- DESCRIPTION OF THE TASK: It is required that all of the data be written out exactly.

- ROWS:
========================
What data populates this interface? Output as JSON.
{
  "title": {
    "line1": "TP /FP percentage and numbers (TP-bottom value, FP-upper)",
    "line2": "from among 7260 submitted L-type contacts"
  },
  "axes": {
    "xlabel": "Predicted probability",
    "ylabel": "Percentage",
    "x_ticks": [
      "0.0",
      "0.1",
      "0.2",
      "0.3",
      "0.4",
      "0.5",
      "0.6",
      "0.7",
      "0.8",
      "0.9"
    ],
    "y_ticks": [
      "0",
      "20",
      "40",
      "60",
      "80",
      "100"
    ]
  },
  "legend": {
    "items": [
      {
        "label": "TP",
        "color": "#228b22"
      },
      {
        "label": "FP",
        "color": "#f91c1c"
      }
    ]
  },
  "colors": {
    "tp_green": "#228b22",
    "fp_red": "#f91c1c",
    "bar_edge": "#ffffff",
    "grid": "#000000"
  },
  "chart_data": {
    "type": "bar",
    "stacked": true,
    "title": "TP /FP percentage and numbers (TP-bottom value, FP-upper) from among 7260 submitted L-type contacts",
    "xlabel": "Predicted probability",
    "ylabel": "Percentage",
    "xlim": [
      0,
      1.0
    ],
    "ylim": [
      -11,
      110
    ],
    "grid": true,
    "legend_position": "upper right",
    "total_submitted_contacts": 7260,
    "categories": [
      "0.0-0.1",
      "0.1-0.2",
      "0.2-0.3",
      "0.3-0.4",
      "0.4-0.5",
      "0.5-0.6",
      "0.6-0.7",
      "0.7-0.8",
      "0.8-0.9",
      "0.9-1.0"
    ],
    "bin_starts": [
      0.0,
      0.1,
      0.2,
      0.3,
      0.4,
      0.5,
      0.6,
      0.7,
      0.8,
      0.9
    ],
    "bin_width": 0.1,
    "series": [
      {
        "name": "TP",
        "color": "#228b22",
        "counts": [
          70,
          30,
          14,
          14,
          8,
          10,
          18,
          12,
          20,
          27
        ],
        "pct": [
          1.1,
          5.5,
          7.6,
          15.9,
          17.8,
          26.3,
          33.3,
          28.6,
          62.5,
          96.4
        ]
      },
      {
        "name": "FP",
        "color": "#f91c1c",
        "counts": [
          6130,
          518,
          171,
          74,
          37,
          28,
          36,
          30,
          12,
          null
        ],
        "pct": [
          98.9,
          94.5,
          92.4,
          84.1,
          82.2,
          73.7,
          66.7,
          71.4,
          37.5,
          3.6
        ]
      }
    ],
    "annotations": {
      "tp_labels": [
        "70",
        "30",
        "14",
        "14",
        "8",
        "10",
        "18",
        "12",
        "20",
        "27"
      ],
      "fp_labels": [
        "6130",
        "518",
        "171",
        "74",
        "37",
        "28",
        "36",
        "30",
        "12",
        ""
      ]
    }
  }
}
========================
- WRITTEN ANSWER:
What data populates this interface? Output as JSON.
{
  "title": {
    "line1": "TP /FP percentage and numbers (TP-bottom value, FP-upper)",
    "line2": "from among 7260 submitted L-type contacts"
  },
  "axes": {
    "xlabel": "Predicted probability",
    "ylabel": "Percentage",
    "x_ticks": [
      "0.0",
      "0.1",
      "0.2",
      "0.3",
      "0.4",
      "0.5",
      "0.6",
      "0.7",
      "0.8",
      "0.9"
    ],
    "y_ticks": [
      "0",
      "20",
      "40",
      "60",
      "80",
      "100"
    ]
  },
  "legend": {
    "items": [
      {
        "label": "TP",
        "color": "#228b22"
      },
      {
        "label": "FP",
        "color": "#f91c1c"
      }
    ]
  },
  "colors": {
    "tp_green": "#228b22",
    "fp_red": "#f91c1c",
    "bar_edge": "#ffffff",
    "grid": "#000000"
  },
  "chart_data": {
    "type": "bar",
    "stacked": true,
    "title": "TP /FP percentage and numbers (TP-bottom value, FP-upper) from among 7260 submitted L-type contacts",
    "xlabel": "Predicted probability",
    "ylabel": "Percentage",
    "xlim": [
      0,
      1.0
    ],
    "ylim": [
      -11,
      110
    ],
    "grid": true,
    "legend_position": "upper right",
    "total_submitted_contacts": 7260,
    "categories": [
      "0.0-0.1",
      "0.1-0.2",
      "0.2-0.3",
      "0.3-0.4",
      "0.4-0.5",
      "0.5-0.6",
      "0.6-0.7",
      "0.7-0.8",
      "0.8-0.9",
      "0.9-1.0"
    ],
    "bin_starts": [
      0.0,
      0.1,
      0.2,
      0.3,
      0.4,
      0.5,
      0.6,
      0.7,
      0.8,
      0.9
    ],
    "bin_width": 0.1,
    "series": [
      {
        "name": "TP",
        "color": "#228b22",
        "counts": [
          70,
          30,
          14,
          14,
          8,
          10,
          18,
          12,
          20,
          27
        ],
        "pct": [
          1.1,
          5.5,
          7.6,
          15.9,
          17.8,
          26.3,
          33.3,
          28.6,
          62.5,
          96.4
        ]
      },
      {
        "name": "FP",
        "color": "#f91c1c",
        "counts": [
          6130,
          518,
          171,
          74,
          37,
          28,
          36,
          30,
          12,
          null
        ],
        "pct": [
          98.9,
          94.5,
          92.4,
          84.1,
          82.2,
          73.7,
          66.7,
          71.4,
          37.5,
          3.6
        ]
      }
    ],
    "annotations": {
      "tp_labels": [
        "70",
        "30",
        "14",
        "14",
        "8",
        "10",
        "18",
        "12",
        "20",
        "27"
      ],
      "fp_labels": [
        "6130",
        "518",
        "171",
        "74",
        "37",
        "28",
        "36",
        "30",
        "12",
        ""
      ]
    }
  }
}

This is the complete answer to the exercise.